Copy out each line that has "equatorial" in it.

Recorded information:
————————

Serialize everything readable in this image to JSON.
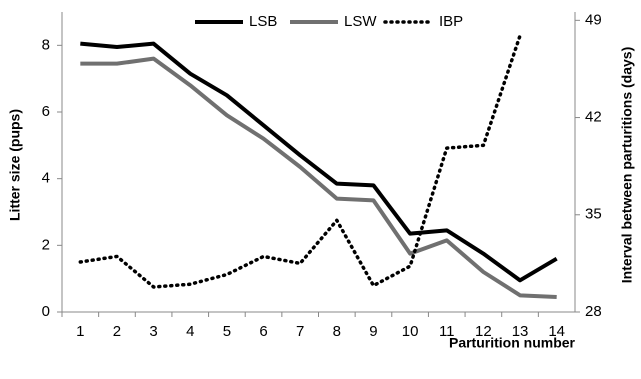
{
  "chart_data": {
    "type": "line",
    "categories": [
      "1",
      "2",
      "3",
      "4",
      "5",
      "6",
      "7",
      "8",
      "9",
      "10",
      "11",
      "12",
      "13",
      "14"
    ],
    "x_label": "Parturition number",
    "y_label": "Litter size (pups)",
    "y2_label": "Interval between parturitions (days)",
    "ylim": [
      0,
      9
    ],
    "yticks": [
      0,
      2,
      4,
      6,
      8
    ],
    "y2lim": [
      28,
      49.6
    ],
    "y2ticks": [
      28,
      35,
      42,
      49
    ],
    "series": [
      {
        "name": "LSB",
        "color": "#000000",
        "dash": "solid",
        "values": [
          8.05,
          7.95,
          8.05,
          7.15,
          6.5,
          5.6,
          4.7,
          3.85,
          3.8,
          2.35,
          2.45,
          1.75,
          0.95,
          1.6
        ]
      },
      {
        "name": "LSW",
        "color": "#707070",
        "dash": "solid",
        "values": [
          7.45,
          7.45,
          7.6,
          6.8,
          5.9,
          5.2,
          4.35,
          3.4,
          3.35,
          1.75,
          2.15,
          1.2,
          0.5,
          0.45
        ]
      },
      {
        "name": "IBP",
        "color": "#000000",
        "dash": "dotted",
        "axis": "y2",
        "values": [
          31.6,
          32.0,
          29.8,
          30.0,
          30.7,
          32.0,
          31.5,
          34.6,
          29.9,
          31.3,
          39.8,
          40.0,
          47.9,
          null
        ]
      }
    ]
  }
}
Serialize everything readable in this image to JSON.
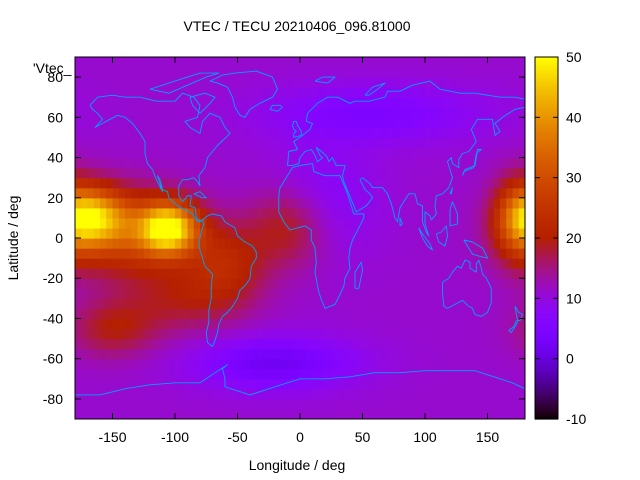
{
  "chart_data": {
    "type": "heatmap",
    "title": "VTEC / TECU 20210406_096.81000",
    "xlabel": "Longitude / deg",
    "ylabel": "Latitude / deg",
    "key_label": "'Vtec_",
    "xlim": [
      -180,
      180
    ],
    "ylim": [
      -90,
      90
    ],
    "xticks": [
      "-150",
      "-100",
      "-50",
      "0",
      "50",
      "100",
      "150"
    ],
    "xtick_values": [
      -150,
      -100,
      -50,
      0,
      50,
      100,
      150
    ],
    "yticks": [
      "80",
      "60",
      "40",
      "20",
      "0",
      "-20",
      "-40",
      "-60",
      "-80"
    ],
    "ytick_values": [
      80,
      60,
      40,
      20,
      0,
      -20,
      -40,
      -60,
      -80
    ],
    "colorbar": {
      "range": [
        -10,
        50
      ],
      "ticks": [
        "50",
        "40",
        "30",
        "20",
        "10",
        "0",
        "-10"
      ],
      "tick_values": [
        50,
        40,
        30,
        20,
        10,
        0,
        -10
      ],
      "colormap": "gnuplot-traf"
    },
    "features": [
      {
        "name": "background",
        "value": 11
      },
      {
        "name": "equatorial-anomaly-peak-americas",
        "lon": -105,
        "lat": 5,
        "value": 45
      },
      {
        "name": "equatorial-anomaly-pacific",
        "lon": -165,
        "lat": 10,
        "value": 38
      },
      {
        "name": "equatorial-anomaly-dateline",
        "lon": 175,
        "lat": 10,
        "value": 34
      },
      {
        "name": "southern-trough",
        "lon": -20,
        "lat": -62,
        "value": 2
      },
      {
        "name": "northern-trough",
        "lon": 60,
        "lat": 62,
        "value": 5
      }
    ],
    "coastline_color": "#00a0ff"
  }
}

————————

Response:
        "name": "equatorial-anomaly-peak-americas",
        "name": "equatorial-anomaly-pacific",
        "name": "equatorial-anomaly-dateline",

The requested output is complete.